======== DATASET EXCERPTS ========

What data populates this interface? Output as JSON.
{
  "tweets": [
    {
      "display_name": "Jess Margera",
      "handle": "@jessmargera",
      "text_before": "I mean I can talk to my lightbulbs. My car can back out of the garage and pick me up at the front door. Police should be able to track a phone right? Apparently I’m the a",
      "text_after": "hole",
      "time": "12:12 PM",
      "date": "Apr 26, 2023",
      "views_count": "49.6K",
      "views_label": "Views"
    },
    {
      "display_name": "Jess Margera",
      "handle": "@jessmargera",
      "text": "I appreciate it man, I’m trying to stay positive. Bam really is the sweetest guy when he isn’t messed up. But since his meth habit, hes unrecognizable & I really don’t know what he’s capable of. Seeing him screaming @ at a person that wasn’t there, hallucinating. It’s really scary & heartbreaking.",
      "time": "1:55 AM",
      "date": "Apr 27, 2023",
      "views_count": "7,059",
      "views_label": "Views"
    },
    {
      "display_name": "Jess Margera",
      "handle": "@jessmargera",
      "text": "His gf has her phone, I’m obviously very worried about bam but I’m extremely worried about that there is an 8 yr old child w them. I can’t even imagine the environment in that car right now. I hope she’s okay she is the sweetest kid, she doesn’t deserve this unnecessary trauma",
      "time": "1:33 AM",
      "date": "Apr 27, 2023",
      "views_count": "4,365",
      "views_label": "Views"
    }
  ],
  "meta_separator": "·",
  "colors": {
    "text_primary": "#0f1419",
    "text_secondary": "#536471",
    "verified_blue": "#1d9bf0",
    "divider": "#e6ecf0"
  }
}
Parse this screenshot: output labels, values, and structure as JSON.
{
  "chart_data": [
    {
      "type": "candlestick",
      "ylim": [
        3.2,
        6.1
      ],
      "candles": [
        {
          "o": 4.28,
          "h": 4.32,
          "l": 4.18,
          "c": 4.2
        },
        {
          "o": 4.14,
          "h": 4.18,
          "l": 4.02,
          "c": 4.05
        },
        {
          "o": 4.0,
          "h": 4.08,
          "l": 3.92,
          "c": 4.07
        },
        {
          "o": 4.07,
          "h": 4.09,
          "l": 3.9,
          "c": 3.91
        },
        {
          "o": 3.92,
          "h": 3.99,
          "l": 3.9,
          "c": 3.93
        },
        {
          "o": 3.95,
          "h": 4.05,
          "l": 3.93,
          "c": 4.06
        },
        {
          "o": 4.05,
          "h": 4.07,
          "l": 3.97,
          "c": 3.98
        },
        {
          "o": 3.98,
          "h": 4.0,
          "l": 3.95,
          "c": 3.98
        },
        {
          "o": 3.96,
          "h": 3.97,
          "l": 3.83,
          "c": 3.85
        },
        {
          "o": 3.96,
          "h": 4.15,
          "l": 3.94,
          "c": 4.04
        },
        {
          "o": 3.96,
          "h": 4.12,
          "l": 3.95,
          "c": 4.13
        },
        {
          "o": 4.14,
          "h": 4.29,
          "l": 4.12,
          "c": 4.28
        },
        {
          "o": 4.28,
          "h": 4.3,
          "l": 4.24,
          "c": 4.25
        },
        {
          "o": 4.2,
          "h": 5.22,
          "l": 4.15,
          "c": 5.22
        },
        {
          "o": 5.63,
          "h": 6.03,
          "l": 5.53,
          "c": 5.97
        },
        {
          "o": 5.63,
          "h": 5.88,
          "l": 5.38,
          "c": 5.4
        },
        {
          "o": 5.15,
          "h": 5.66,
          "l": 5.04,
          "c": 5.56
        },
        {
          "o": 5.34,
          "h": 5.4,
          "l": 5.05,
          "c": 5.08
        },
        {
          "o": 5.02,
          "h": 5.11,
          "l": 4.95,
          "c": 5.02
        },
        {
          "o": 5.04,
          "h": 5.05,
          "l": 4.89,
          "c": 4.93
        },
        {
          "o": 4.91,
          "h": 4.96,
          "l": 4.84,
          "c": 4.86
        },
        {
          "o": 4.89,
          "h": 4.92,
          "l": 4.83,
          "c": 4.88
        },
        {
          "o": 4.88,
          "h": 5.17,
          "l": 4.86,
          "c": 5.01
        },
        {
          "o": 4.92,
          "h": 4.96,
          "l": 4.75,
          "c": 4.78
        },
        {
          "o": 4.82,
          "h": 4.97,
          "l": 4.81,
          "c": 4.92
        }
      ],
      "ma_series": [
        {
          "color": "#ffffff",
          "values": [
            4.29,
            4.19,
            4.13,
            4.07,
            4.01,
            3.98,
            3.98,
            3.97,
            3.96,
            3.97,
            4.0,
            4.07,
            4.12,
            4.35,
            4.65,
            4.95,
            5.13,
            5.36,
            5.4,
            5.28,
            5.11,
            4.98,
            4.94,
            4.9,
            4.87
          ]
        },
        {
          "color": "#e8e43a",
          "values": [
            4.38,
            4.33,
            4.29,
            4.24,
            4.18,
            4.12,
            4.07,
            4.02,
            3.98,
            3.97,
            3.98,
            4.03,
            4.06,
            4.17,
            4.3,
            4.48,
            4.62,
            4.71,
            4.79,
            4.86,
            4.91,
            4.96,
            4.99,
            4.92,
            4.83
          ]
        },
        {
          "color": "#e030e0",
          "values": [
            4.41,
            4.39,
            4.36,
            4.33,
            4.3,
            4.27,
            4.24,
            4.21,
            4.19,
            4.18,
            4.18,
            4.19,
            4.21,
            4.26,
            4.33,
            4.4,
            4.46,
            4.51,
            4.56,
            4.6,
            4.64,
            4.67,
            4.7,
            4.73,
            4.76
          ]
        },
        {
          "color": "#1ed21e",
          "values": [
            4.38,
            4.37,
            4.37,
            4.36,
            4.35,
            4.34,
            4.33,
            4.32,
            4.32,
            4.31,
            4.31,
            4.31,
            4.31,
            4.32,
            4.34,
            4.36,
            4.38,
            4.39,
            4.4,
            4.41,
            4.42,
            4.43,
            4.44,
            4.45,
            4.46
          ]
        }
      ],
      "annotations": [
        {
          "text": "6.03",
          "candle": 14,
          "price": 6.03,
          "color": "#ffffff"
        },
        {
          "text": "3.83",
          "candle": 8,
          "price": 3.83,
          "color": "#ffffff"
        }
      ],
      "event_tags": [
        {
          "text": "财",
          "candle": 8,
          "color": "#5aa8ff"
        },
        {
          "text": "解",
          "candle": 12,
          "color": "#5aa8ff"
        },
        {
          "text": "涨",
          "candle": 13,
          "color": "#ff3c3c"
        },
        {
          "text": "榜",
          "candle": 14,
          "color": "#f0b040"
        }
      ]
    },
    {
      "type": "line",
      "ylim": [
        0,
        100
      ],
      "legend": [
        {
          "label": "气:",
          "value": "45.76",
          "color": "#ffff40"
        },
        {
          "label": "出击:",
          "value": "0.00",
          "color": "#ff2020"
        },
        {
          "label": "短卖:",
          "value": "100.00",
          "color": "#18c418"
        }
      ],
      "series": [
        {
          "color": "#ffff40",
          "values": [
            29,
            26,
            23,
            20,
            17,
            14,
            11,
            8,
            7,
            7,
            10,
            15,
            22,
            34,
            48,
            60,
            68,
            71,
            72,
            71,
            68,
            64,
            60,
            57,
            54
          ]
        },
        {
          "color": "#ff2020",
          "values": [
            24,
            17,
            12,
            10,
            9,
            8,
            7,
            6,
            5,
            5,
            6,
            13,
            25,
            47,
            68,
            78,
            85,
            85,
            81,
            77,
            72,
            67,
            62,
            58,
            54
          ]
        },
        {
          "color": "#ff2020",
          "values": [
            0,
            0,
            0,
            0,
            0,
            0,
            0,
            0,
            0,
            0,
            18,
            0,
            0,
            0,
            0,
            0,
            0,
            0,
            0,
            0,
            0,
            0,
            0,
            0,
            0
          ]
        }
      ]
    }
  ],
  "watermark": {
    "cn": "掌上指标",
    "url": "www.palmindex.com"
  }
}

========

Identify each line in the records above containing the word "sweetest"; copy those lines.

      "text": "I appreciate it man, I’m trying to stay positive. Bam really is the sweetest guy when he isn’t messed up. But since his meth habit, hes unrecognizable & I really don’t know what he’s capable of. Seeing him screaming @ at a person that wasn’t there, hallucinating. It’s really scary & heartbreaking.",
      "text": "His gf has her phone, I’m obviously very worried about bam but I’m extremely worried about that there is an 8 yr old child w them. I can’t even imagine the environment in that car right now. I hope she’s okay she is the sweetest kid, she doesn’t deserve this unnecessary trauma",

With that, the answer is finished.